Il gong era fissato per oggi, ma la realtà è che si tratterà fino all’ultimo minuto disponibile per provare a sostanziare quella bozza di 5 pagine ancora troppo fumosa per garantire un via libera al proseguimento del negoziato sull’ex Ilva. Tuttavia molto ‘non detto’ sullo stato dell’arte dell’accordo tra Stato e ArcelorMittal lo si comprenderà dal tenore delle controrepliche che la multinazionale depositerà in serata al Tribunale di Milano nell’ambito del ricorso d’urgenza presentato dai commissari a novembre, dopo l’annuncio dell’addio fatto dai franco-indiani.

Certo, le carte – viste le parole di fuoco messe nero su bianco da parte dei legali di Ilva in amministrazione straordinaria – difficilmente saranno ‘soft’, anche perché se l’intesa non dovesse essere raggiunta il 7 febbraio si discuterà in udienza e le armi di ArcelorMittal, accusata di fare “capitalismo d’assalto” e di raccontare “conclamate falsità” sullo scudo penale, non potranno essere spuntate. Eppure la multinazionale dell’acciaio ha già dimostrato aperture nei confronti della controparte: il 31 gennaio era, in teoria, l’ultimo giorno utile stabilito dal protocollo di massima, firmato dai commissari e dall’ad Lucia Morselli in tribunale lo scorso 20 dicembre, per raggiungere un accordo in grado di garantire la continuità produttiva dello stabilimento di Taranto.

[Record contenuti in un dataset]
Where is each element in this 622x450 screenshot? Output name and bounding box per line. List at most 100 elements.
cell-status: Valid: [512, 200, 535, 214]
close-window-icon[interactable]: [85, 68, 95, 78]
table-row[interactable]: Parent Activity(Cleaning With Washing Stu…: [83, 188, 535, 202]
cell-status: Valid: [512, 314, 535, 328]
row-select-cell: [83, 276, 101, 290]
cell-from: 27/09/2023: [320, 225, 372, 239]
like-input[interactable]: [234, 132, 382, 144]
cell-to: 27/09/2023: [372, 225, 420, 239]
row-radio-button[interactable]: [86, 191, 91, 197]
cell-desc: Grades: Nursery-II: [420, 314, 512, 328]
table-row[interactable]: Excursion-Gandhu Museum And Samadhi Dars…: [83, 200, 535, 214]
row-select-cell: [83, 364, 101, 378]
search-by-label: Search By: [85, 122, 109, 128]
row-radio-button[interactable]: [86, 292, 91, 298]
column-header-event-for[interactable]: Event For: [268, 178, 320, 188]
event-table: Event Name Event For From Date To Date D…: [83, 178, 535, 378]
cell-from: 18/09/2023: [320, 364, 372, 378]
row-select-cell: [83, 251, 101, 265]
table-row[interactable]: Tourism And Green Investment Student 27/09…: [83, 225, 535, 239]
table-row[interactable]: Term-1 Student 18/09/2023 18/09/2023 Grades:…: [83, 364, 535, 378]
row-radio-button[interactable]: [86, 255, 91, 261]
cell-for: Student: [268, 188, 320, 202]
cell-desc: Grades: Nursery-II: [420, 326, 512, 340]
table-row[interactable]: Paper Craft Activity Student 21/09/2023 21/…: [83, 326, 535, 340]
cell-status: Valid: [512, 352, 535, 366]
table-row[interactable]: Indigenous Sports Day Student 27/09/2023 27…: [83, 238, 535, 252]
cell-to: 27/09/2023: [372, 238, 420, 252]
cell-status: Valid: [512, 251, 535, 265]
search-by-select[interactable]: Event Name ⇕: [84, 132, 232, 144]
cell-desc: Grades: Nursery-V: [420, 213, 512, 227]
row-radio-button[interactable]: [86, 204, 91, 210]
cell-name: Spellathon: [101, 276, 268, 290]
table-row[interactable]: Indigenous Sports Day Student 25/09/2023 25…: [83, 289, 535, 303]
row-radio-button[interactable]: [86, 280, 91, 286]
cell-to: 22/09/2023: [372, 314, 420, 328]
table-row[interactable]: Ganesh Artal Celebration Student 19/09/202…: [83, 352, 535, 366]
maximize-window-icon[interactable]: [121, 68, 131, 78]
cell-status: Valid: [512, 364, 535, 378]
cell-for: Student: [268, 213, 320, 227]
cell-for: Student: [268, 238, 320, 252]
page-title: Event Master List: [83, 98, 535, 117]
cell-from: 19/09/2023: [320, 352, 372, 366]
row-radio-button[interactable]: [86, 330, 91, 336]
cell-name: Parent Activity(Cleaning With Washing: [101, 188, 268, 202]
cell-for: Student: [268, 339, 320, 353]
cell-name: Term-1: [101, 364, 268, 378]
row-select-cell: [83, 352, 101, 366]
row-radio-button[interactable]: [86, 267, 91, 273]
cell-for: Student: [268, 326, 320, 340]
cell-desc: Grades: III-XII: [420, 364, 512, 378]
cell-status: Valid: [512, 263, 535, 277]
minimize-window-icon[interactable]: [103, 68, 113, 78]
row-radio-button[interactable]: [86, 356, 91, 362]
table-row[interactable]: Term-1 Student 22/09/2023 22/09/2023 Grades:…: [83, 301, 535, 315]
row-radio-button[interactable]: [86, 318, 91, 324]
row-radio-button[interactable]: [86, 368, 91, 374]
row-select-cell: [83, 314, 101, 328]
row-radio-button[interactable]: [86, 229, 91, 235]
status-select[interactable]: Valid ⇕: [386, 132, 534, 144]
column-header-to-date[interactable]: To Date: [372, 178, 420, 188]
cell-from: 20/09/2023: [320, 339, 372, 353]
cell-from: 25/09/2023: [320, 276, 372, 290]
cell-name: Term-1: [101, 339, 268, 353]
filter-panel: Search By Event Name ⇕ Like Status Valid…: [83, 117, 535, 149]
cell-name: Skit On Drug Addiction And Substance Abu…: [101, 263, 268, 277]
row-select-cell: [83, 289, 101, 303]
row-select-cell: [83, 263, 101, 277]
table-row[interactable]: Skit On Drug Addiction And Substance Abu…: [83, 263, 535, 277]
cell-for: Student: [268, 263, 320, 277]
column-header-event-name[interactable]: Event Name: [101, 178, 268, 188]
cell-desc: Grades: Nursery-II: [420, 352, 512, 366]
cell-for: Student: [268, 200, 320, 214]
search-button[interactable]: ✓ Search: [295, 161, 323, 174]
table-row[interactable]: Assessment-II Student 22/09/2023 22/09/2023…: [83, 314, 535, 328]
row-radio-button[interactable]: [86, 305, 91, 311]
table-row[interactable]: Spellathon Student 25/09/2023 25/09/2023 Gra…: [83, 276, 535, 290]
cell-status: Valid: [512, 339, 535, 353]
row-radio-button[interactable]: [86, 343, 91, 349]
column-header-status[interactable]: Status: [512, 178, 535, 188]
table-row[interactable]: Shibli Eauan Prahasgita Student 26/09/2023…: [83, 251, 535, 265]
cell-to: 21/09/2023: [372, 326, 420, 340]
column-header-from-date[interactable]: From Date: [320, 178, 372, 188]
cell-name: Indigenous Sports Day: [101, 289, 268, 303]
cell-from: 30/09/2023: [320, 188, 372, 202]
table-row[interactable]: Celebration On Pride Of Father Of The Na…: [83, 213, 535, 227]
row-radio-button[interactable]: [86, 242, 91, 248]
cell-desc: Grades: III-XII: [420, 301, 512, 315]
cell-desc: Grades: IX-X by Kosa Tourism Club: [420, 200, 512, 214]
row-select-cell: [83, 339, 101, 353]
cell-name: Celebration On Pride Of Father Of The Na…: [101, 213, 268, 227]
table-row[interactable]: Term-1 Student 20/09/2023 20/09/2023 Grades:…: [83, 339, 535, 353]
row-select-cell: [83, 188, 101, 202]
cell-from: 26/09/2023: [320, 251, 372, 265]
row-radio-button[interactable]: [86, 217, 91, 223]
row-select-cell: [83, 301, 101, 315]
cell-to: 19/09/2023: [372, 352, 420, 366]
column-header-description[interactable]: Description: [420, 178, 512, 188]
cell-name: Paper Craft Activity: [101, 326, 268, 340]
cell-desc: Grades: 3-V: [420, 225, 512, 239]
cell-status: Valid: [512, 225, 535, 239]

### COMPITI RICHIESTI
1. Nel brano sull'ex Ilva, chi ha firmato il protocollo di massima in tribunale il 20 dicembre?
2. Prosegui il brano sull'ex Ilva a partire dalla sua ultima frase.

### RISPOSTE ATTESE
1. I commissari e l'ad Lucia Morselli.

2.
Ma non sarà così per volontà di tutti. Su esuberi, partecipazione statale, ingresso di banche nell’equity non c’è un accordo pieno, ma nessuno vuole rompere e rimettere il futuro dell’Ilva nelle mani del giudice Claudio Marangoni. Quindi si continuerà a trattare anche durante la prossima settimana, quando è possibile che il premier Giuseppe Conte e Lakshmi Mittal, ceo di ArcelorMittal, si parlino faccia a faccia. Da parte del magnate indiano “c’è disponibilità”, ha rivelato il presidente del Consiglio giovedì pomeriggio. Ma dopo due mesi di confronto finora infruttuoso al di là di generiche intenzioni potrebbe anche non bastare.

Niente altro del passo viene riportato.